■ **The exercise**: Reproduce the material in full, unchanged.

■ **Material**:
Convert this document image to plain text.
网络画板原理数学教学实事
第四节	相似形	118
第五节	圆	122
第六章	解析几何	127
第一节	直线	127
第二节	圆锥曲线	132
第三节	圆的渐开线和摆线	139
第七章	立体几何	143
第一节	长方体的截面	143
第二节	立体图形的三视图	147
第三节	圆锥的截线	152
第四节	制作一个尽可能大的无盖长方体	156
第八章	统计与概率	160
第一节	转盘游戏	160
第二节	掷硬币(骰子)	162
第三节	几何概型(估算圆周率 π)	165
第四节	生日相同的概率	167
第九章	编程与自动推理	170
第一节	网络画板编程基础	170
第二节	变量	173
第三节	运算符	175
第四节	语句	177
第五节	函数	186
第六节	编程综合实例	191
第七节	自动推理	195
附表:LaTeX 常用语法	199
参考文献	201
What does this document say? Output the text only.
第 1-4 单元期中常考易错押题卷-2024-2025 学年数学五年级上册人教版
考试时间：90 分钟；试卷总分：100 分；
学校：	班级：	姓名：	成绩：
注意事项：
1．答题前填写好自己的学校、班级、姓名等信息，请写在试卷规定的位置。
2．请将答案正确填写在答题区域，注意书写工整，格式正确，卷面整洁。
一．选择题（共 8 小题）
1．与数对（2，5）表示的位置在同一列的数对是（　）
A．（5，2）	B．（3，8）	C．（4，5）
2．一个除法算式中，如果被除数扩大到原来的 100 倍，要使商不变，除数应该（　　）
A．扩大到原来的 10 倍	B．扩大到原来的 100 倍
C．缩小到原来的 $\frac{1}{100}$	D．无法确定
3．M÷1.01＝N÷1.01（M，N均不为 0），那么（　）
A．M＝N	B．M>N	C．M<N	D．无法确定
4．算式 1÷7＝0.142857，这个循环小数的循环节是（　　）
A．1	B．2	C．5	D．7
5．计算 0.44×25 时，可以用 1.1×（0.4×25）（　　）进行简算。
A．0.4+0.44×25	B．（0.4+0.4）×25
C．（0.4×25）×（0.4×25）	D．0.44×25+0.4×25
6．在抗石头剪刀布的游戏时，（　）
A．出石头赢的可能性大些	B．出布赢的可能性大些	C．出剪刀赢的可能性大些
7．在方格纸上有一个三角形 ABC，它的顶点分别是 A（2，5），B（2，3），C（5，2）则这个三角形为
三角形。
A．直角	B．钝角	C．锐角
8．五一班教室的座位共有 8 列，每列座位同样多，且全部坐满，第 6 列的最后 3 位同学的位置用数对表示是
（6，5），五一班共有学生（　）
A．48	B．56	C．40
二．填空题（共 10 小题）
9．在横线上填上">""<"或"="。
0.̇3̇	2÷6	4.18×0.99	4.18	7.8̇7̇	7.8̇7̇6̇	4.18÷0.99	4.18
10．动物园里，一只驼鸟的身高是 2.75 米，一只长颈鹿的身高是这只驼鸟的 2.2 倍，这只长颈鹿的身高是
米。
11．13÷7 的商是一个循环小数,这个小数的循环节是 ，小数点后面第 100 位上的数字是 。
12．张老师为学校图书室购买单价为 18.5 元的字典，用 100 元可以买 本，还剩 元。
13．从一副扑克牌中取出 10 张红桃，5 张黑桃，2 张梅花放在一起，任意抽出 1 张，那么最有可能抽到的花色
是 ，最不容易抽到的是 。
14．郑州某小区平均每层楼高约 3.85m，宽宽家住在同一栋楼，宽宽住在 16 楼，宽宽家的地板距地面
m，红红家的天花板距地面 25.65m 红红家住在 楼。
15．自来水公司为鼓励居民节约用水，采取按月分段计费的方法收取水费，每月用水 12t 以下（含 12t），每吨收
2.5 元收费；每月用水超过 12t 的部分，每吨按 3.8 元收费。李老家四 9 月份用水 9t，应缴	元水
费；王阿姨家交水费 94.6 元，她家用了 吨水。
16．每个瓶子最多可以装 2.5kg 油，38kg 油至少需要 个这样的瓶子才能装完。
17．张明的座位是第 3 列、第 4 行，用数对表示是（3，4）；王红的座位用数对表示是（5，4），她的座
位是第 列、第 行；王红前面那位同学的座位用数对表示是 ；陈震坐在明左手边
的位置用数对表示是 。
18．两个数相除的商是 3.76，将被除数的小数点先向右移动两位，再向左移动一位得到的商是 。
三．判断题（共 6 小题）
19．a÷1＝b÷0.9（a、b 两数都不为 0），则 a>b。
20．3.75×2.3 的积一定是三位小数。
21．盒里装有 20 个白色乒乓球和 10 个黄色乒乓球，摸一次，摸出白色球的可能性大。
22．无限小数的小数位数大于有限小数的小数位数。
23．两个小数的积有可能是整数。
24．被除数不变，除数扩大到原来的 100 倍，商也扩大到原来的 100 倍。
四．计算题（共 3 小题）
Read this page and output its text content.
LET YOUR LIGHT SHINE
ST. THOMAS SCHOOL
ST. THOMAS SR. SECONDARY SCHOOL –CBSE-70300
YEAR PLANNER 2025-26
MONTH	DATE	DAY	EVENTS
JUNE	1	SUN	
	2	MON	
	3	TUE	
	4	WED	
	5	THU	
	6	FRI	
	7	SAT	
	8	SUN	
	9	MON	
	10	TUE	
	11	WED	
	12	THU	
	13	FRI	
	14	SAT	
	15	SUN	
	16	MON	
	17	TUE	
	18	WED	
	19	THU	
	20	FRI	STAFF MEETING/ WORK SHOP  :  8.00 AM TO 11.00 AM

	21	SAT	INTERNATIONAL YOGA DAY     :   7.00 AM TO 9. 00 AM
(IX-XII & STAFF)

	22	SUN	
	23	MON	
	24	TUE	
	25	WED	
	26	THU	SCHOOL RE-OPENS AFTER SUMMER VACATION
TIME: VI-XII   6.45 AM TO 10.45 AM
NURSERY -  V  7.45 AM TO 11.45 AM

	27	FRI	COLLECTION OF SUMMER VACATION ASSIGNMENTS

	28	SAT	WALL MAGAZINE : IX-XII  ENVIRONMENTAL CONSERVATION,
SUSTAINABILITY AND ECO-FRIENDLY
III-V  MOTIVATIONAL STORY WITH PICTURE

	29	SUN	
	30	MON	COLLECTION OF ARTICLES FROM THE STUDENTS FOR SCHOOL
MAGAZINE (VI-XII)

■ **Solved problem**:
Convert this document image to plain text.
网络画板原理数学教学实事
第四节	相似形	118
第五节	圆	122
第六章	解析几何	127
第一节	直线	127
第二节	圆锥曲线	132
第三节	圆的渐开线和摆线	139
第七章	立体几何	143
第一节	长方体的截面	143
第二节	立体图形的三视图	147
第三节	圆锥的截线	152
第四节	制作一个尽可能大的无盖长方体	156
第八章	统计与概率	160
第一节	转盘游戏	160
第二节	掷硬币(骰子)	162
第三节	几何概型(估算圆周率 π)	165
第四节	生日相同的概率	167
第九章	编程与自动推理	170
第一节	网络画板编程基础	170
第二节	变量	173
第三节	运算符	175
第四节	语句	177
第五节	函数	186
第六节	编程综合实例	191
第七节	自动推理	195
附表:LaTeX 常用语法	199
参考文献	201
What does this document say? Output the text only.
第 1-4 单元期中常考易错押题卷-2024-2025 学年数学五年级上册人教版
考试时间：90 分钟；试卷总分：100 分；
学校：	班级：	姓名：	成绩：
注意事项：
1．答题前填写好自己的学校、班级、姓名等信息，请写在试卷规定的位置。
2．请将答案正确填写在答题区域，注意书写工整，格式正确，卷面整洁。
一．选择题（共 8 小题）
1．与数对（2，5）表示的位置在同一列的数对是（　）
A．（5，2）	B．（3，8）	C．（4，5）
2．一个除法算式中，如果被除数扩大到原来的 100 倍，要使商不变，除数应该（　　）
A．扩大到原来的 10 倍	B．扩大到原来的 100 倍
C．缩小到原来的 $\frac{1}{100}$	D．无法确定
3．M÷1.01＝N÷1.01（M，N均不为 0），那么（　）
A．M＝N	B．M>N	C．M<N	D．无法确定
4．算式 1÷7＝0.142857，这个循环小数的循环节是（　　）
A．1	B．2	C．5	D．7
5．计算 0.44×25 时，可以用 1.1×（0.4×25）（　　）进行简算。
A．0.4+0.44×25	B．（0.4+0.4）×25
C．（0.4×25）×（0.4×25）	D．0.44×25+0.4×25
6．在抗石头剪刀布的游戏时，（　）
A．出石头赢的可能性大些	B．出布赢的可能性大些	C．出剪刀赢的可能性大些
7．在方格纸上有一个三角形 ABC，它的顶点分别是 A（2，5），B（2，3），C（5，2）则这个三角形为
三角形。
A．直角	B．钝角	C．锐角
8．五一班教室的座位共有 8 列，每列座位同样多，且全部坐满，第 6 列的最后 3 位同学的位置用数对表示是
（6，5），五一班共有学生（　）
A．48	B．56	C．40
二．填空题（共 10 小题）
9．在横线上填上">""<"或"="。
0.̇3̇	2÷6	4.18×0.99	4.18	7.8̇7̇	7.8̇7̇6̇	4.18÷0.99	4.18
10．动物园里，一只驼鸟的身高是 2.75 米，一只长颈鹿的身高是这只驼鸟的 2.2 倍，这只长颈鹿的身高是
米。
11．13÷7 的商是一个循环小数,这个小数的循环节是 ，小数点后面第 100 位上的数字是 。
12．张老师为学校图书室购买单价为 18.5 元的字典，用 100 元可以买 本，还剩 元。
13．从一副扑克牌中取出 10 张红桃，5 张黑桃，2 张梅花放在一起，任意抽出 1 张，那么最有可能抽到的花色
是 ，最不容易抽到的是 。
14．郑州某小区平均每层楼高约 3.85m，宽宽家住在同一栋楼，宽宽住在 16 楼，宽宽家的地板距地面
m，红红家的天花板距地面 25.65m 红红家住在 楼。
15．自来水公司为鼓励居民节约用水，采取按月分段计费的方法收取水费，每月用水 12t 以下（含 12t），每吨收
2.5 元收费；每月用水超过 12t 的部分，每吨按 3.8 元收费。李老家四 9 月份用水 9t，应缴	元水
费；王阿姨家交水费 94.6 元，她家用了 吨水。
16．每个瓶子最多可以装 2.5kg 油，38kg 油至少需要 个这样的瓶子才能装完。
17．张明的座位是第 3 列、第 4 行，用数对表示是（3，4）；王红的座位用数对表示是（5，4），她的座
位是第 列、第 行；王红前面那位同学的座位用数对表示是 ；陈震坐在明左手边
的位置用数对表示是 。
18．两个数相除的商是 3.76，将被除数的小数点先向右移动两位，再向左移动一位得到的商是 。
三．判断题（共 6 小题）
19．a÷1＝b÷0.9（a、b 两数都不为 0），则 a>b。
20．3.75×2.3 的积一定是三位小数。
21．盒里装有 20 个白色乒乓球和 10 个黄色乒乓球，摸一次，摸出白色球的可能性大。
22．无限小数的小数位数大于有限小数的小数位数。
23．两个小数的积有可能是整数。
24．被除数不变，除数扩大到原来的 100 倍，商也扩大到原来的 100 倍。
四．计算题（共 3 小题）
Read this page and output its text content.
LET YOUR LIGHT SHINE
ST. THOMAS SCHOOL
ST. THOMAS SR. SECONDARY SCHOOL –CBSE-70300
YEAR PLANNER 2025-26
MONTH	DATE	DAY	EVENTS
JUNE	1	SUN	
	2	MON	
	3	TUE	
	4	WED	
	5	THU	
	6	FRI	
	7	SAT	
	8	SUN	
	9	MON	
	10	TUE	
	11	WED	
	12	THU	
	13	FRI	
	14	SAT	
	15	SUN	
	16	MON	
	17	TUE	
	18	WED	
	19	THU	
	20	FRI	STAFF MEETING/ WORK SHOP  :  8.00 AM TO 11.00 AM

	21	SAT	INTERNATIONAL YOGA DAY     :   7.00 AM TO 9. 00 AM
(IX-XII & STAFF)

	22	SUN	
	23	MON	
	24	TUE	
	25	WED	
	26	THU	SCHOOL RE-OPENS AFTER SUMMER VACATION
TIME: VI-XII   6.45 AM TO 10.45 AM
NURSERY -  V  7.45 AM TO 11.45 AM

	27	FRI	COLLECTION OF SUMMER VACATION ASSIGNMENTS

	28	SAT	WALL MAGAZINE : IX-XII  ENVIRONMENTAL CONSERVATION,
SUSTAINABILITY AND ECO-FRIENDLY
III-V  MOTIVATIONAL STORY WITH PICTURE

	29	SUN	
	30	MON	COLLECTION OF ARTICLES FROM THE STUDENTS FOR SCHOOL
MAGAZINE (VI-XII)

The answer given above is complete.